[Stored data]
-- Start --

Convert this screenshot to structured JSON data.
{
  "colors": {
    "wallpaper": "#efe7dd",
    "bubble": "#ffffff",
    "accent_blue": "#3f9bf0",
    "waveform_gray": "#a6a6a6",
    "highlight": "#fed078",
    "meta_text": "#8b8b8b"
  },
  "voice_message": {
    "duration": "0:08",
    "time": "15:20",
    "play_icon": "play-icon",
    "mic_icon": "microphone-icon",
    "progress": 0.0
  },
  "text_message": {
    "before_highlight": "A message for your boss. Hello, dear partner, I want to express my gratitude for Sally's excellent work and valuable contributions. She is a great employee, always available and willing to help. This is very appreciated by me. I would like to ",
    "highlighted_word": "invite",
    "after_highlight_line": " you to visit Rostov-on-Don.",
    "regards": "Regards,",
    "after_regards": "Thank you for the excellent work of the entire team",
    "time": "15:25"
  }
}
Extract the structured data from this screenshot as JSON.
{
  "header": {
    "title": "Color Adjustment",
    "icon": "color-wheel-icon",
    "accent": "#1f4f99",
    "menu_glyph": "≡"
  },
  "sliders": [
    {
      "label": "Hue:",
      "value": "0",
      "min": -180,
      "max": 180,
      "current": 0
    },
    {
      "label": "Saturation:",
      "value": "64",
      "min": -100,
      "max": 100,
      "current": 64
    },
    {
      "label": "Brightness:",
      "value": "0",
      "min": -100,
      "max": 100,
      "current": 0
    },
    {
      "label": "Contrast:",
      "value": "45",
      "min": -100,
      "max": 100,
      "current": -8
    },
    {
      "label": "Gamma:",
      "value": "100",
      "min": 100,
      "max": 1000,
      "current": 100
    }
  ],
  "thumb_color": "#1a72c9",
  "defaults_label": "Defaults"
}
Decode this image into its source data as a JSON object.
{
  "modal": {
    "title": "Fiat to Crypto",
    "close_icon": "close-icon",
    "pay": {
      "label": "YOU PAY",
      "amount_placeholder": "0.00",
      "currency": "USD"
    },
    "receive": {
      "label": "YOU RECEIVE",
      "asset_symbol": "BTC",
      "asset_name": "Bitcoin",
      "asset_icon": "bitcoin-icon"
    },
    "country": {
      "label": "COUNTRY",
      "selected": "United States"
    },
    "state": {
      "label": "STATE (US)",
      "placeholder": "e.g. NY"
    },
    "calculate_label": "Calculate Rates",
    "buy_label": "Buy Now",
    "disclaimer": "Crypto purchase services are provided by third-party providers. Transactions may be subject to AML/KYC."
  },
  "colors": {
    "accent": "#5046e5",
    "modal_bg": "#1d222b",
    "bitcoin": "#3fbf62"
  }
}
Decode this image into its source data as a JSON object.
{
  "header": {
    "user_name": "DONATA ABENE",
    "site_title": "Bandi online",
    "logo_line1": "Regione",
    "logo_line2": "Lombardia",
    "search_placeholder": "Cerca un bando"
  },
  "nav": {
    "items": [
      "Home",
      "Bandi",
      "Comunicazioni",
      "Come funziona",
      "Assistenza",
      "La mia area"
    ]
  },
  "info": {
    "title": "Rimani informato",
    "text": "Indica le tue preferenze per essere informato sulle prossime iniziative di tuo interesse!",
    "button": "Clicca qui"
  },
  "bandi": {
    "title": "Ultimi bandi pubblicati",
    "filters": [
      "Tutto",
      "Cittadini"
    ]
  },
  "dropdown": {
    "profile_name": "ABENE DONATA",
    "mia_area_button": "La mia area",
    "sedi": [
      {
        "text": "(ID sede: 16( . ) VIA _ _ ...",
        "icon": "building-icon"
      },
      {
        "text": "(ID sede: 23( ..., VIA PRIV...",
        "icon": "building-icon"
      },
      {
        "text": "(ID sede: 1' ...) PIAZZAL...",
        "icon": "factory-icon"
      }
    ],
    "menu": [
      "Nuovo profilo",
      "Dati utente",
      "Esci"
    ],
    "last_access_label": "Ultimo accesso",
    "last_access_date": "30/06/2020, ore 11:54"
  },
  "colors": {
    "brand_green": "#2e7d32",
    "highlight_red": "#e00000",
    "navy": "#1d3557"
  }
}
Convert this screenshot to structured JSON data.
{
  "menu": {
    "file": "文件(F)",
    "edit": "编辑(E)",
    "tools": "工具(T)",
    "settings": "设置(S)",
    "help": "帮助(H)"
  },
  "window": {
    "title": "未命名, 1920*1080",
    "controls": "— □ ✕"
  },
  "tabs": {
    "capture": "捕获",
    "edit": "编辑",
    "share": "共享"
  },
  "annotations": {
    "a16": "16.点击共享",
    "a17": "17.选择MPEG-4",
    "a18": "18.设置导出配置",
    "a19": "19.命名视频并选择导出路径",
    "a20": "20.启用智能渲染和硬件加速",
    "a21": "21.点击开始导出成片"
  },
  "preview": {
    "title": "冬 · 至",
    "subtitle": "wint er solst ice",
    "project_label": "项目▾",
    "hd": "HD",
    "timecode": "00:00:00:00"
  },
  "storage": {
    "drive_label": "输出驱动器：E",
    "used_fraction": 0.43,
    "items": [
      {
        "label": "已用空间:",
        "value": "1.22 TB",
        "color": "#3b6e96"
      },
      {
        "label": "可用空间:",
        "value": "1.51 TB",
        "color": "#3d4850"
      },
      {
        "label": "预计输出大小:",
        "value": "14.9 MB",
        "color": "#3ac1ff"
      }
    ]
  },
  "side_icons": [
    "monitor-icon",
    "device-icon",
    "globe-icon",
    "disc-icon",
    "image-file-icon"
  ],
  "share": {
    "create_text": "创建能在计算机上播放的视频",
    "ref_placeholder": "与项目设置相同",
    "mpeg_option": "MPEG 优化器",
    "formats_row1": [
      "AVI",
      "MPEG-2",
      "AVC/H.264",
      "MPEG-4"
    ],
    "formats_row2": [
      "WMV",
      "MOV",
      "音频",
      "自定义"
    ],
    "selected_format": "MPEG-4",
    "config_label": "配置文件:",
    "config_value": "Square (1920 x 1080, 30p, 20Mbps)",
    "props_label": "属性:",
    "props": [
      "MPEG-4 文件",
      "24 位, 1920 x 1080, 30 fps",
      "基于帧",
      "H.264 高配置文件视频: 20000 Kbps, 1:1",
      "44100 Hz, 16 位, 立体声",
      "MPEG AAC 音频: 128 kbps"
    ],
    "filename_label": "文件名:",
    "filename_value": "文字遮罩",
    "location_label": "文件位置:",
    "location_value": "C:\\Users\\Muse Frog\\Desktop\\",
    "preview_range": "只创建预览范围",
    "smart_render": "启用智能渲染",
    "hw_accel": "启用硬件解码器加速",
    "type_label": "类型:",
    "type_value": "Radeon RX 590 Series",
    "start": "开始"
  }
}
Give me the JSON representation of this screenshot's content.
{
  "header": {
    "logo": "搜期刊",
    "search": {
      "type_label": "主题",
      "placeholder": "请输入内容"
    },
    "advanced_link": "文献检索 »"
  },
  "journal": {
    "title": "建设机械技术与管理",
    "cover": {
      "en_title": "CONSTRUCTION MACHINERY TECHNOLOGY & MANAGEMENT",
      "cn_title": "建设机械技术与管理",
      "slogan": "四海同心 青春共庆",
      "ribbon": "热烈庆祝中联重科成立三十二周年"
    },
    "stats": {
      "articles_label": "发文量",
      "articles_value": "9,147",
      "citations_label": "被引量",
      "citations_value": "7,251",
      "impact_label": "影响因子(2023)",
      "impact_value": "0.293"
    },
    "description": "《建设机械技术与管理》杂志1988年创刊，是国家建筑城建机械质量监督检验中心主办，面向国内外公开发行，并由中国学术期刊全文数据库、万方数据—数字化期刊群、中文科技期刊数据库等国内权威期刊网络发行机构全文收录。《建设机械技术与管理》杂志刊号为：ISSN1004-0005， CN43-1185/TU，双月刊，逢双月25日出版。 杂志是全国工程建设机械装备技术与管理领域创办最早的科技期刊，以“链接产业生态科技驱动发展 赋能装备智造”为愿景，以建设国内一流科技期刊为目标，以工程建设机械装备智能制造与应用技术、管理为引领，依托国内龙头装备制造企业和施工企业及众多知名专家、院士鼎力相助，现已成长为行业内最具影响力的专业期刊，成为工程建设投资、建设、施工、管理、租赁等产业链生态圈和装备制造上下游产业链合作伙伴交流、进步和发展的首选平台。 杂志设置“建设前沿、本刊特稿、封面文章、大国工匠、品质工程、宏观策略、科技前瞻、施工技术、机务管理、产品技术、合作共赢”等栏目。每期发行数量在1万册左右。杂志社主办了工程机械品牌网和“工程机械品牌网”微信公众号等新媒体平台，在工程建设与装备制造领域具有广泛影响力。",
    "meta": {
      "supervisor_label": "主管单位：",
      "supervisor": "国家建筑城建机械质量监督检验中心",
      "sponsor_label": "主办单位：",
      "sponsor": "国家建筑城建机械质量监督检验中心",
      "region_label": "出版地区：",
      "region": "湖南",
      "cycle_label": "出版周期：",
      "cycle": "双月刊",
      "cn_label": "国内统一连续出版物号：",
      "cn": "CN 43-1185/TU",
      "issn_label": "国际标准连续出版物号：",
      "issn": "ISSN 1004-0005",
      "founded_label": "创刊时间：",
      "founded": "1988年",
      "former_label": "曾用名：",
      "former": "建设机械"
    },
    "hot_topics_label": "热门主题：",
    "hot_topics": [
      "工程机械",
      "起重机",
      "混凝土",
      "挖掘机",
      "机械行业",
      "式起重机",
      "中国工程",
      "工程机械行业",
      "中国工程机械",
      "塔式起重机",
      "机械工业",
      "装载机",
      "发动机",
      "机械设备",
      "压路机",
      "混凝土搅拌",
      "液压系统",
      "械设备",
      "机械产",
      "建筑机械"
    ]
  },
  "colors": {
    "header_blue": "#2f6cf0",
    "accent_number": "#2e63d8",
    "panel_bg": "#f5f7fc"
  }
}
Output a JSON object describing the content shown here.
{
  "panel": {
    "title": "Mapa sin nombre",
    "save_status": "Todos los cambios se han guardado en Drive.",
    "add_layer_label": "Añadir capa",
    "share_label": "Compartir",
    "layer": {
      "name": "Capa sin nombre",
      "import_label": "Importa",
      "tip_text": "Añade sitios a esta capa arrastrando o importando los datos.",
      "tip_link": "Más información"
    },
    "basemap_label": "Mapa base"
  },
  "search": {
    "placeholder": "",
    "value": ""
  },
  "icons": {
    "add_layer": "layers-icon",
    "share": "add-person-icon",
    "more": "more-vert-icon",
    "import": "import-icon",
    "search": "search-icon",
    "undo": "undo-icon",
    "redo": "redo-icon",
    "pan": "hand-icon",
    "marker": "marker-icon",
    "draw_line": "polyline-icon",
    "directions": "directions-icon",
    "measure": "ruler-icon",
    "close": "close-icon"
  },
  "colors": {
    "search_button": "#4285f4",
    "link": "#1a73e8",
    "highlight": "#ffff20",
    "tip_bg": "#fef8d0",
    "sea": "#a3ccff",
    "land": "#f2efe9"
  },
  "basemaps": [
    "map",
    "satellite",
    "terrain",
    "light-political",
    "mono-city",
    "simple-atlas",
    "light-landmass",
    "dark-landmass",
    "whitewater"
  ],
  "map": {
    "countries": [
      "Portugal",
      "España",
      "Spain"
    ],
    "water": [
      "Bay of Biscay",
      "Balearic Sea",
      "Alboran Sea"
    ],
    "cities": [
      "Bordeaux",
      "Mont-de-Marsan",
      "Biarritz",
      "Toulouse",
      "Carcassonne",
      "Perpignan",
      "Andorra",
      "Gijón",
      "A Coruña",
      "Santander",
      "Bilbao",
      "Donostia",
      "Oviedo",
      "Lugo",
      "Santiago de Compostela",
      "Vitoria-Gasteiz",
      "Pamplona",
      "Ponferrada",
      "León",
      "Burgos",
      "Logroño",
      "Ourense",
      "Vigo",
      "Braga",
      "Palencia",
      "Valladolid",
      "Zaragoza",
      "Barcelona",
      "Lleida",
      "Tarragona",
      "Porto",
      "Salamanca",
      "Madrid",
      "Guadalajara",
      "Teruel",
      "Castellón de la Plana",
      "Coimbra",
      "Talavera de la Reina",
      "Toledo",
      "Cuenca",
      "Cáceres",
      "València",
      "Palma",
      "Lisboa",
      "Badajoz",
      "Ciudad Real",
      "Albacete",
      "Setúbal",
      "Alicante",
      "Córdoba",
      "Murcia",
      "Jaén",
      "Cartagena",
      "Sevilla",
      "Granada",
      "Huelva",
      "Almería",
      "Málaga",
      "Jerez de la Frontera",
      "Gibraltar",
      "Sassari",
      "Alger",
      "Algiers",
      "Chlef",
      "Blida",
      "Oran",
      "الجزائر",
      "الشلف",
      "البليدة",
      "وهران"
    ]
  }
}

-- End --

# To do
Filter for "JSON". Return all lines that hold it.

# Complete output
Convert this screenshot to structured JSON data.
Extract the structured data from this screenshot as JSON.
Decode this image into its source data as a JSON object.
Decode this image into its source data as a JSON object.
Convert this screenshot to structured JSON data.
Give me the JSON representation of this screenshot's content.
Output a JSON object describing the content shown here.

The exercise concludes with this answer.